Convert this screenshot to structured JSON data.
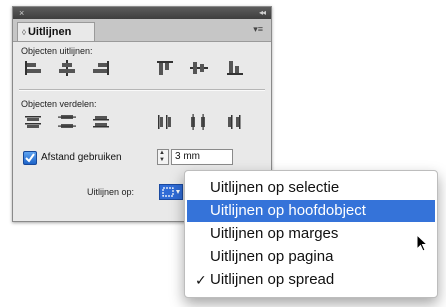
{
  "panel": {
    "close_glyph": "×",
    "collapse_glyph": "◂◂",
    "tab_arrows": "◊",
    "tab_label": "Uitlijnen",
    "menu_glyph": "▾≡",
    "section_align_label": "Objecten uitlijnen:",
    "section_distribute_label": "Objecten verdelen:",
    "align_icons": [
      "align-left-edges-icon",
      "align-horizontal-centers-icon",
      "align-right-edges-icon",
      "align-top-edges-icon",
      "align-vertical-centers-icon",
      "align-bottom-edges-icon"
    ],
    "distribute_icons": [
      "distribute-top-edges-icon",
      "distribute-vertical-centers-icon",
      "distribute-bottom-edges-icon",
      "distribute-left-edges-icon",
      "distribute-horizontal-centers-icon",
      "distribute-right-edges-icon"
    ],
    "use_spacing": {
      "label": "Afstand gebruiken",
      "checked": true
    },
    "spacing_value": "3 mm",
    "align_to_label": "Uitlijnen op:"
  },
  "dropdown": {
    "items": [
      {
        "label": "Uitlijnen op selectie",
        "selected": false,
        "highlighted": false
      },
      {
        "label": "Uitlijnen op hoofdobject",
        "selected": false,
        "highlighted": true
      },
      {
        "label": "Uitlijnen op marges",
        "selected": false,
        "highlighted": false
      },
      {
        "label": "Uitlijnen op pagina",
        "selected": false,
        "highlighted": false
      },
      {
        "label": "Uitlijnen op spread",
        "selected": true,
        "highlighted": false
      }
    ],
    "check_glyph": "✓"
  },
  "colors": {
    "highlight": "#3573d9",
    "checkbox": "#2f74d6",
    "panel_bg": "#e9e9e9"
  }
}
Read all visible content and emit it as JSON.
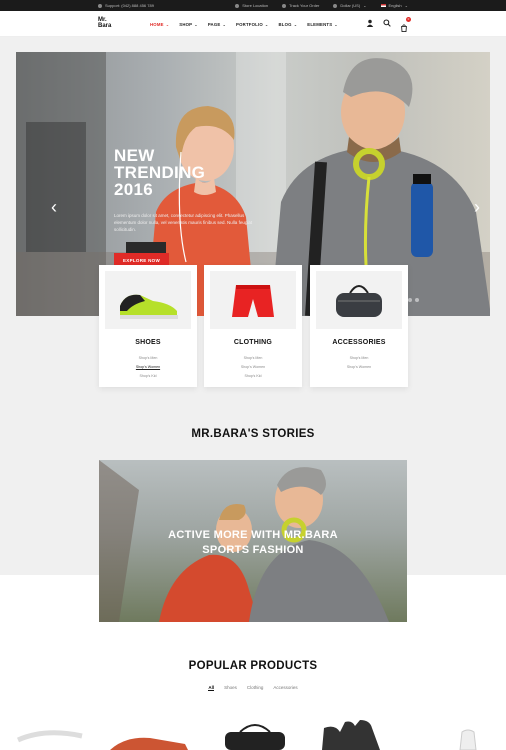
{
  "topbar": {
    "phone": "Support: (042) 888 456 789",
    "store": "Store Location",
    "track": "Track Your Order",
    "currency": "Dollar (US)",
    "language": "English"
  },
  "logo": {
    "line1": "Mr.",
    "line2": "Bara"
  },
  "nav": [
    {
      "label": "HOME",
      "active": true
    },
    {
      "label": "SHOP"
    },
    {
      "label": "PAGE"
    },
    {
      "label": "PORTFOLIO"
    },
    {
      "label": "BLOG"
    },
    {
      "label": "ELEMENTS"
    }
  ],
  "cart": {
    "count": "0"
  },
  "hero": {
    "title_line1": "NEW",
    "title_line2": "TRENDING",
    "title_line3": "2016",
    "text": "Lorem ipsum dolor sit amet, consectetur adipiscing elit. Phasellus elementum dolor nulla, vel venenatis mauris finibus sed. Nulla feugiat sollicitudin.",
    "button": "EXPLORE NOW"
  },
  "categories": [
    {
      "title": "SHOES",
      "links": [
        "Shop's Men",
        "Shop's Women",
        "Shop's Kid"
      ]
    },
    {
      "title": "CLOTHING",
      "links": [
        "Shop's Men",
        "Shop's Women",
        "Shop's Kid"
      ]
    },
    {
      "title": "ACCESSORIES",
      "links": [
        "Shop's Men",
        "Shop's Women"
      ]
    }
  ],
  "stories": {
    "title": "MR.BARA'S STORIES",
    "line1": "ACTIVE MORE WITH MR.BARA",
    "line2": "SPORTS FASHION"
  },
  "popular": {
    "title": "POPULAR PRODUCTS",
    "tabs": [
      "All",
      "Shoes",
      "Clothing",
      "Accessories"
    ]
  },
  "colors": {
    "accent": "#e02b27",
    "topbar": "#1b1b1b",
    "section_bg": "#f0f0f0"
  }
}
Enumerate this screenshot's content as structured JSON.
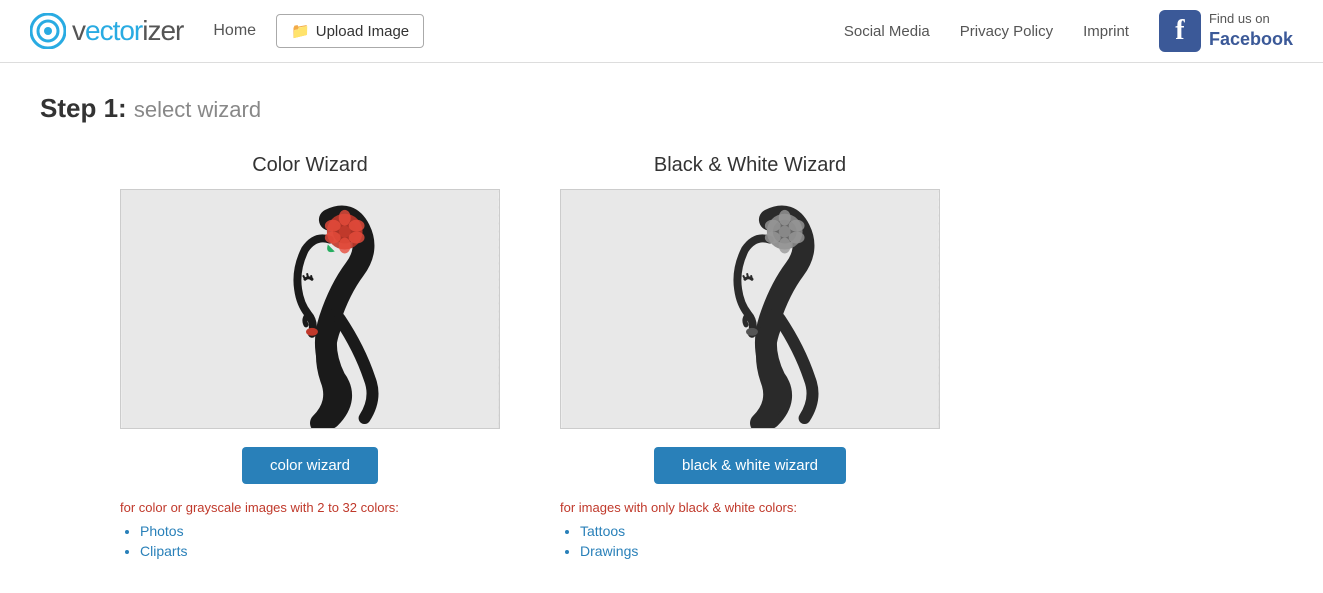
{
  "header": {
    "logo_text": "vectorizer",
    "home_label": "Home",
    "upload_label": "Upload Image",
    "nav": {
      "social_media": "Social Media",
      "privacy_policy": "Privacy Policy",
      "imprint": "Imprint"
    },
    "facebook": {
      "find": "Find us on",
      "name": "Facebook"
    }
  },
  "step": {
    "number": "Step 1:",
    "subtitle": "select wizard"
  },
  "color_wizard": {
    "title": "Color Wizard",
    "button_label": "color wizard",
    "description": "for color or grayscale images with 2 to 32 colors:",
    "list_items": [
      "Photos",
      "Cliparts"
    ]
  },
  "bw_wizard": {
    "title": "Black & White Wizard",
    "button_label": "black & white wizard",
    "description": "for images with only black & white colors:",
    "list_items": [
      "Tattoos",
      "Drawings"
    ]
  }
}
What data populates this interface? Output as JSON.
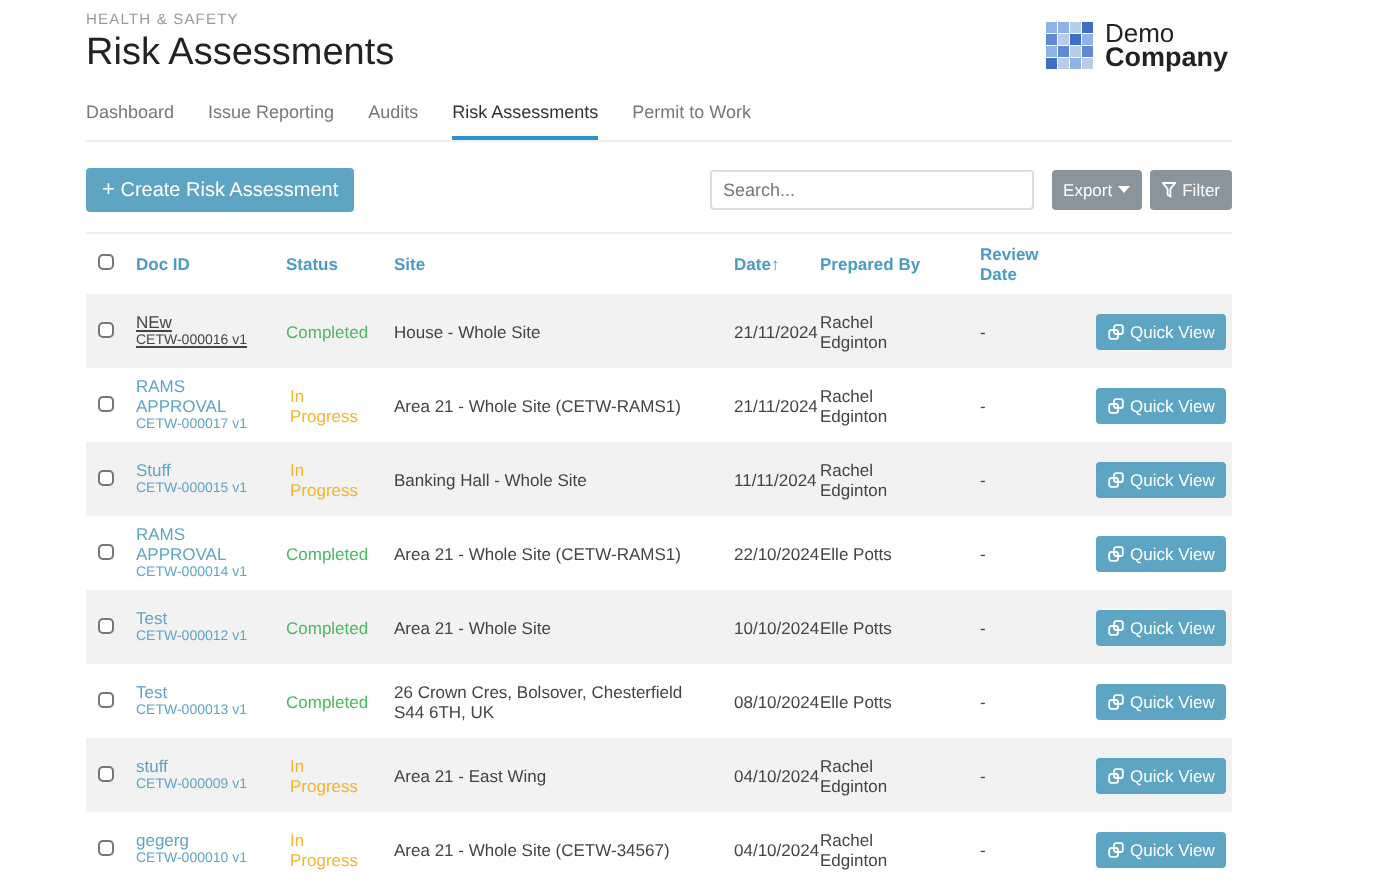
{
  "header": {
    "section": "HEALTH & SAFETY",
    "title": "Risk Assessments",
    "logo": {
      "line_1": "Demo",
      "line_2": "Company"
    }
  },
  "tabs": [
    {
      "label": "Dashboard",
      "selected": false
    },
    {
      "label": "Issue Reporting",
      "selected": false
    },
    {
      "label": "Audits",
      "selected": false
    },
    {
      "label": "Risk Assessments",
      "selected": true
    },
    {
      "label": "Permit to Work",
      "selected": false
    }
  ],
  "toolbar": {
    "create_button": {
      "icon": "+",
      "label": "Create Risk Assessment"
    },
    "search": {
      "placeholder": "Search..."
    },
    "export_button": "Export",
    "filter_button": "Filter"
  },
  "table": {
    "select_all": {
      "checked": false
    },
    "columns": [
      {
        "label": "Doc ID"
      },
      {
        "label": "Status"
      },
      {
        "label": "Site"
      },
      {
        "label": "Date",
        "sort": "↑"
      },
      {
        "label": "Prepared By"
      },
      {
        "label": "Review Date"
      }
    ],
    "rows": [
      {
        "checked": false,
        "title": "NEw",
        "doc_id": "CETW-000016 v1",
        "visited": true,
        "status": {
          "label": "Completed",
          "kind": "completed"
        },
        "site": "House - Whole Site",
        "date": "21/11/2024",
        "prepared_by": "Rachel Edginton",
        "review_date": "-",
        "action": "Quick View"
      },
      {
        "checked": false,
        "title": "RAMS APPROVAL",
        "doc_id": "CETW-000017 v1",
        "visited": false,
        "status": {
          "label": "In Progress",
          "kind": "in_progress"
        },
        "site": "Area 21 - Whole Site (CETW-RAMS1)",
        "date": "21/11/2024",
        "prepared_by": "Rachel Edginton",
        "review_date": "-",
        "action": "Quick View"
      },
      {
        "checked": false,
        "title": "Stuff",
        "doc_id": "CETW-000015 v1",
        "visited": false,
        "status": {
          "label": "In Progress",
          "kind": "in_progress"
        },
        "site": "Banking Hall - Whole Site",
        "date": "11/11/2024",
        "prepared_by": "Rachel Edginton",
        "review_date": "-",
        "action": "Quick View"
      },
      {
        "checked": false,
        "title": "RAMS APPROVAL",
        "doc_id": "CETW-000014 v1",
        "visited": false,
        "status": {
          "label": "Completed",
          "kind": "completed"
        },
        "site": "Area 21 - Whole Site (CETW-RAMS1)",
        "date": "22/10/2024",
        "prepared_by": "Elle Potts",
        "review_date": "-",
        "action": "Quick View"
      },
      {
        "checked": false,
        "title": "Test",
        "doc_id": "CETW-000012 v1",
        "visited": false,
        "status": {
          "label": "Completed",
          "kind": "completed"
        },
        "site": "Area 21 - Whole Site",
        "date": "10/10/2024",
        "prepared_by": "Elle Potts",
        "review_date": "-",
        "action": "Quick View"
      },
      {
        "checked": false,
        "title": "Test",
        "doc_id": "CETW-000013 v1",
        "visited": false,
        "status": {
          "label": "Completed",
          "kind": "completed"
        },
        "site": "26 Crown Cres, Bolsover, Chesterfield S44 6TH, UK",
        "date": "08/10/2024",
        "prepared_by": "Elle Potts",
        "review_date": "-",
        "action": "Quick View"
      },
      {
        "checked": false,
        "title": "stuff",
        "doc_id": "CETW-000009 v1",
        "visited": false,
        "status": {
          "label": "In Progress",
          "kind": "in_progress"
        },
        "site": "Area 21 - East Wing",
        "date": "04/10/2024",
        "prepared_by": "Rachel Edginton",
        "review_date": "-",
        "action": "Quick View"
      },
      {
        "checked": false,
        "title": "gegerg",
        "doc_id": "CETW-000010 v1",
        "visited": false,
        "status": {
          "label": "In Progress",
          "kind": "in_progress"
        },
        "site": "Area 21 - Whole Site (CETW-34567)",
        "date": "04/10/2024",
        "prepared_by": "Rachel Edginton",
        "review_date": "-",
        "action": "Quick View"
      }
    ]
  }
}
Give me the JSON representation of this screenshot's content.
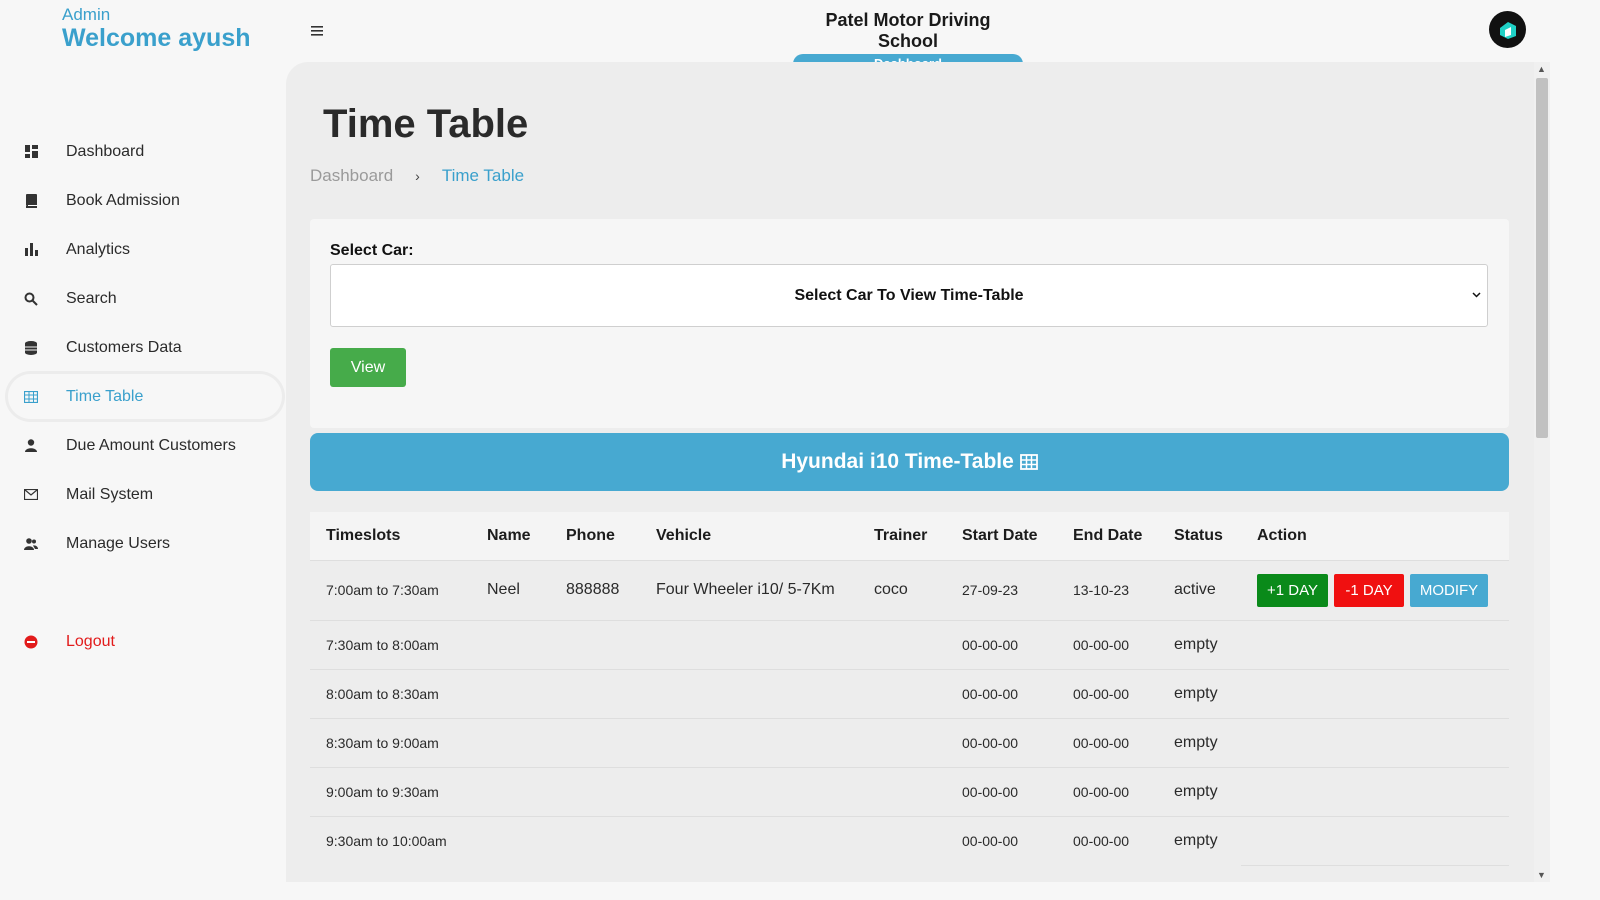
{
  "sidebar": {
    "role": "Admin",
    "welcome": "Welcome ayush",
    "items": [
      {
        "label": "Dashboard",
        "icon": "dashboard-icon"
      },
      {
        "label": "Book Admission",
        "icon": "book-icon"
      },
      {
        "label": "Analytics",
        "icon": "bar-chart-icon"
      },
      {
        "label": "Search",
        "icon": "search-icon"
      },
      {
        "label": "Customers Data",
        "icon": "database-icon"
      },
      {
        "label": "Time Table",
        "icon": "table-icon",
        "active": true
      },
      {
        "label": "Due Amount Customers",
        "icon": "person-icon"
      },
      {
        "label": "Mail System",
        "icon": "mail-icon"
      },
      {
        "label": "Manage Users",
        "icon": "users-icon"
      }
    ],
    "logout": "Logout"
  },
  "header": {
    "brand_title": "Patel Motor Driving School",
    "brand_sub": "Dashboard"
  },
  "main": {
    "page_title": "Time Table",
    "breadcrumb": [
      "Dashboard",
      "Time Table"
    ],
    "select_label": "Select Car:",
    "select_value": "Select Car To View Time-Table",
    "view_button": "View",
    "banner_title": "Hyundai i10 Time-Table"
  },
  "table": {
    "headers": [
      "Timeslots",
      "Name",
      "Phone",
      "Vehicle",
      "Trainer",
      "Start Date",
      "End Date",
      "Status",
      "Action"
    ],
    "rows": [
      {
        "slot": "7:00am to 7:30am",
        "name": "Neel",
        "phone": "888888",
        "vehicle": "Four Wheeler i10/ 5-7Km",
        "trainer": "coco",
        "start": "27-09-23",
        "end": "13-10-23",
        "status": "active",
        "actions": [
          "+1 DAY",
          "-1 DAY",
          "MODIFY"
        ]
      },
      {
        "slot": "7:30am to 8:00am",
        "name": "",
        "phone": "",
        "vehicle": "",
        "trainer": "",
        "start": "00-00-00",
        "end": "00-00-00",
        "status": "empty"
      },
      {
        "slot": "8:00am to 8:30am",
        "name": "",
        "phone": "",
        "vehicle": "",
        "trainer": "",
        "start": "00-00-00",
        "end": "00-00-00",
        "status": "empty"
      },
      {
        "slot": "8:30am to 9:00am",
        "name": "",
        "phone": "",
        "vehicle": "",
        "trainer": "",
        "start": "00-00-00",
        "end": "00-00-00",
        "status": "empty"
      },
      {
        "slot": "9:00am to 9:30am",
        "name": "",
        "phone": "",
        "vehicle": "",
        "trainer": "",
        "start": "00-00-00",
        "end": "00-00-00",
        "status": "empty"
      },
      {
        "slot": "9:30am to 10:00am",
        "name": "",
        "phone": "",
        "vehicle": "",
        "trainer": "",
        "start": "00-00-00",
        "end": "00-00-00",
        "status": "empty"
      }
    ]
  },
  "colors": {
    "accent": "#47a9d1",
    "success": "#0a8a1a",
    "danger": "#f01010",
    "view_button": "#46ab4a",
    "logout": "#e21b1b"
  }
}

_Short task_: Say how many lines of the data include the word "images". Respond with the number alone.

_Solution to this task_: 2